── DATASET EXCERPTS

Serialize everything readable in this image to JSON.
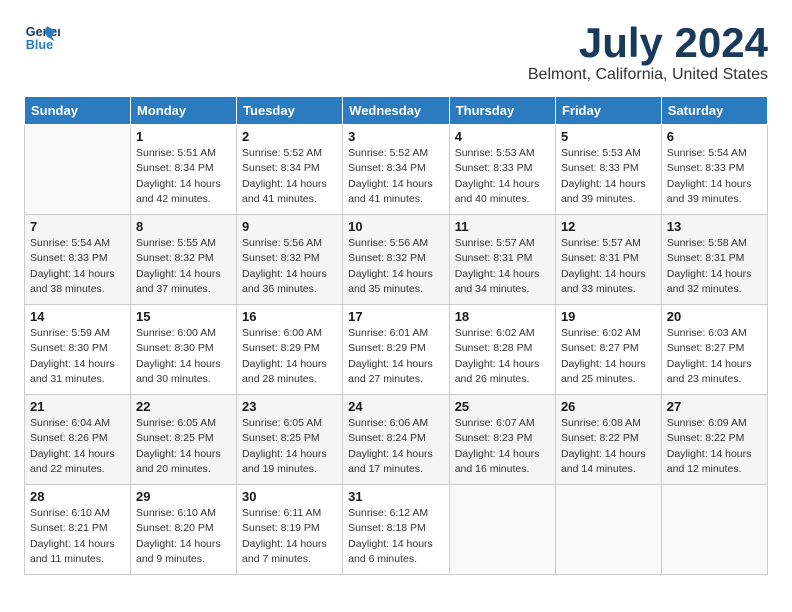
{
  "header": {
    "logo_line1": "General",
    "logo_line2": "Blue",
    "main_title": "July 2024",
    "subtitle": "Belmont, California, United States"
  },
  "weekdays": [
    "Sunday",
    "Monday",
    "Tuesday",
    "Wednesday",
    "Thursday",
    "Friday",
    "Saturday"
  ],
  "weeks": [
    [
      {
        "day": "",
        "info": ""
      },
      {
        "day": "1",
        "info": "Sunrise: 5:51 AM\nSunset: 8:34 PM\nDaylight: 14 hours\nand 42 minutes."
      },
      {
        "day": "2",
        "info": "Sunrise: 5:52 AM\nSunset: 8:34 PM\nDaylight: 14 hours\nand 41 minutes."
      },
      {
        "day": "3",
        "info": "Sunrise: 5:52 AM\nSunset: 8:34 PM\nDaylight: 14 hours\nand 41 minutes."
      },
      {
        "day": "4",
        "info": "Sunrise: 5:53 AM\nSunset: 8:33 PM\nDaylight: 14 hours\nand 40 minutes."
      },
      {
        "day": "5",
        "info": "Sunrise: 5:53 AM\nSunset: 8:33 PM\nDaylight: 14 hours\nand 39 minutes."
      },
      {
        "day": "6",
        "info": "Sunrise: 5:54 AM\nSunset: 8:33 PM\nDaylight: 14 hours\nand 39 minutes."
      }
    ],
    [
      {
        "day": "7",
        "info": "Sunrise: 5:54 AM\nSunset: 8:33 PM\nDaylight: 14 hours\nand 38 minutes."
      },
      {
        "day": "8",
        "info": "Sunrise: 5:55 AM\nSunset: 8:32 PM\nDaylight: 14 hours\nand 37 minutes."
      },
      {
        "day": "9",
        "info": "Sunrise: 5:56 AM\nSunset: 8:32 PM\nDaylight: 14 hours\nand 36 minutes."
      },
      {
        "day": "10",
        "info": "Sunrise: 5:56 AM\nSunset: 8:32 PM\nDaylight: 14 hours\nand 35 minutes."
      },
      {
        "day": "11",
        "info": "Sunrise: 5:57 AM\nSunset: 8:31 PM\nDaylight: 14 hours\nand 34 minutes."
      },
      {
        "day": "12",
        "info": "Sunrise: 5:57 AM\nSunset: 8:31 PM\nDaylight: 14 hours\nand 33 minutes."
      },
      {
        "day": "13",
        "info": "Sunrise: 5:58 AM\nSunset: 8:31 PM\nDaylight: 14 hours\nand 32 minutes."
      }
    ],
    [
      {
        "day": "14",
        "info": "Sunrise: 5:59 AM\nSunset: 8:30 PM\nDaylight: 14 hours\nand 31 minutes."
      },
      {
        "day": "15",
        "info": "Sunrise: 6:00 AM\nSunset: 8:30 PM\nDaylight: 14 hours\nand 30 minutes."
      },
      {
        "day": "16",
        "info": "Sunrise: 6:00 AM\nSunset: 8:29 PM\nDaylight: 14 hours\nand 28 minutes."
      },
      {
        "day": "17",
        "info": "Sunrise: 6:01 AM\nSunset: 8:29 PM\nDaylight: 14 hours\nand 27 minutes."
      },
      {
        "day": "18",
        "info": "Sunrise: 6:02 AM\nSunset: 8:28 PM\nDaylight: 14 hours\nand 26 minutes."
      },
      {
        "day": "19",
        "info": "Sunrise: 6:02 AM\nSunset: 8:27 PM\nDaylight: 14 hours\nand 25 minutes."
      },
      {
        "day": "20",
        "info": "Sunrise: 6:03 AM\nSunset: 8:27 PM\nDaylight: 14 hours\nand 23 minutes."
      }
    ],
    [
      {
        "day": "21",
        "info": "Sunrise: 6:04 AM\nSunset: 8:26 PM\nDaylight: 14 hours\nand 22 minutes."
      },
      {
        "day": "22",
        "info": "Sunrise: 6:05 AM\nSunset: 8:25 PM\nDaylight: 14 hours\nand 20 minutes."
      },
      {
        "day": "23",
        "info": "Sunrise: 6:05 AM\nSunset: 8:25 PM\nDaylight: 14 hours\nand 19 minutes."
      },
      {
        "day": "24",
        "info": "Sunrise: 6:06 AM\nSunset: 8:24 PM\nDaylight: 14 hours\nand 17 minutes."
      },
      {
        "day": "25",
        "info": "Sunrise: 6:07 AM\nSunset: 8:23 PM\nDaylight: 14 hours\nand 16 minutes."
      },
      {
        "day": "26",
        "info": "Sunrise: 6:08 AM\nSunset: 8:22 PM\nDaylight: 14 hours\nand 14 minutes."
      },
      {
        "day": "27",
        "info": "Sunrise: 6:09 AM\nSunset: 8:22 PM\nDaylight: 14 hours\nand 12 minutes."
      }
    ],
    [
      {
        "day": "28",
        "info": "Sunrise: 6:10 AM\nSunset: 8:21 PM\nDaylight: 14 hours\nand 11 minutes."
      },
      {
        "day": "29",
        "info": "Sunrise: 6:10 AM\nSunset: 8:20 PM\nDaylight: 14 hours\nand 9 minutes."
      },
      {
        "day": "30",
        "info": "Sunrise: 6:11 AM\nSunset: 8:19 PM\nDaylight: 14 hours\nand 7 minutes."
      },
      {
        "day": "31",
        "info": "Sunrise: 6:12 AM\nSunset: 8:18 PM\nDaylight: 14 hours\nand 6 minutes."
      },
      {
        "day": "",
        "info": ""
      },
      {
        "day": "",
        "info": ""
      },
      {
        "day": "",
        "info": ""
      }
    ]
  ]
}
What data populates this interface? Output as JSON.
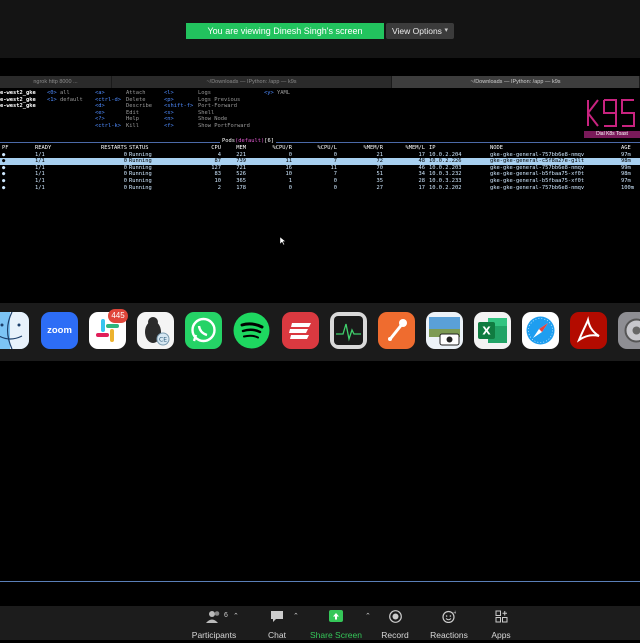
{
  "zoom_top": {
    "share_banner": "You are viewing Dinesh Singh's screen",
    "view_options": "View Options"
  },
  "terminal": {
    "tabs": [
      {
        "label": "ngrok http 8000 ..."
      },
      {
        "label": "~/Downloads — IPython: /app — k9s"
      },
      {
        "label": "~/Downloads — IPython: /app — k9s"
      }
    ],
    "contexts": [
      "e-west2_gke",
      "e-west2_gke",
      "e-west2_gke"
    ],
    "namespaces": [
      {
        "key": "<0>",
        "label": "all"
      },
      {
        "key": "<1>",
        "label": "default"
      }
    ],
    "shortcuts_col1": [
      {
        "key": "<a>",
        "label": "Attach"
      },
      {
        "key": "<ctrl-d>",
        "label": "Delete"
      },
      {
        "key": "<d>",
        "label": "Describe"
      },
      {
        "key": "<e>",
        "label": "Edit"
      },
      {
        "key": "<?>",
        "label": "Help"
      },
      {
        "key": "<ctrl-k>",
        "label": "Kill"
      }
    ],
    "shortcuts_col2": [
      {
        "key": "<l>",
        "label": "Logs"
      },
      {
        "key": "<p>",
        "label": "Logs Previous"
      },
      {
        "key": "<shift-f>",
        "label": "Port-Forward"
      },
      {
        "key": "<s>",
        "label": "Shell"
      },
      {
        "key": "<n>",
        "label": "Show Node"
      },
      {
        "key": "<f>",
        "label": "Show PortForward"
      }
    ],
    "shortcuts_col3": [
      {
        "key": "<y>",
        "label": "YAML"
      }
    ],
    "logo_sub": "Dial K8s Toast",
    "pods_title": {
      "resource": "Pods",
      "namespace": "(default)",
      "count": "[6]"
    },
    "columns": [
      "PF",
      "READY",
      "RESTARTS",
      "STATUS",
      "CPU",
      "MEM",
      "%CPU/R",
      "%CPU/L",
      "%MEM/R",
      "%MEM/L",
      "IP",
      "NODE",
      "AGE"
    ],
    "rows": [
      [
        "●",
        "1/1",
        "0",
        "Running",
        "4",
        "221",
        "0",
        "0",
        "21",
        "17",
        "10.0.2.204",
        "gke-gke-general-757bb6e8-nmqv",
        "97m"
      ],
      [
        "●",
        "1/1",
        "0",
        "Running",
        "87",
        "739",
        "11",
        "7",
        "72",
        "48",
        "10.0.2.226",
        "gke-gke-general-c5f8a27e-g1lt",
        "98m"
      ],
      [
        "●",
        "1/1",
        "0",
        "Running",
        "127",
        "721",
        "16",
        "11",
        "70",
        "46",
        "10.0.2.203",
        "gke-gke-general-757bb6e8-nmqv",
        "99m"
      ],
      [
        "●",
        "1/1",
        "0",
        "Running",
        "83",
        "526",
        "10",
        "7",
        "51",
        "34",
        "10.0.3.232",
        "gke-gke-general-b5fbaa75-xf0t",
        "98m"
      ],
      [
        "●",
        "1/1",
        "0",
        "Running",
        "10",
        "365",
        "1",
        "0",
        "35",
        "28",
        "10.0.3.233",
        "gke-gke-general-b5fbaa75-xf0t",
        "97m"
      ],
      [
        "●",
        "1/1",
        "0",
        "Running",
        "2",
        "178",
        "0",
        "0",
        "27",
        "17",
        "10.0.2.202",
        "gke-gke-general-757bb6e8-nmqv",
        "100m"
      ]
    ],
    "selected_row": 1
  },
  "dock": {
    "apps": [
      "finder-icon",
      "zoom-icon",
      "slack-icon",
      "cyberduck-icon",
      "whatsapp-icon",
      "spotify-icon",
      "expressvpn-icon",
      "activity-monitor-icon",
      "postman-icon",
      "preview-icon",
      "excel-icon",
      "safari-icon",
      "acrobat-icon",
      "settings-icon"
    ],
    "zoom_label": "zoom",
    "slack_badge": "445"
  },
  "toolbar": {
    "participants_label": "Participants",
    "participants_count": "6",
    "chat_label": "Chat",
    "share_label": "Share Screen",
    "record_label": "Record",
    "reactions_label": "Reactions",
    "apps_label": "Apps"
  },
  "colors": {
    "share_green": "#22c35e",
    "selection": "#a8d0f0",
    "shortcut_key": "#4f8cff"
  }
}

────

Copy the lines from the entries above in which the word "Show" appears.

◆ FULL ANSWER
        "label": "Show Node"
        "label": "Show PortForward"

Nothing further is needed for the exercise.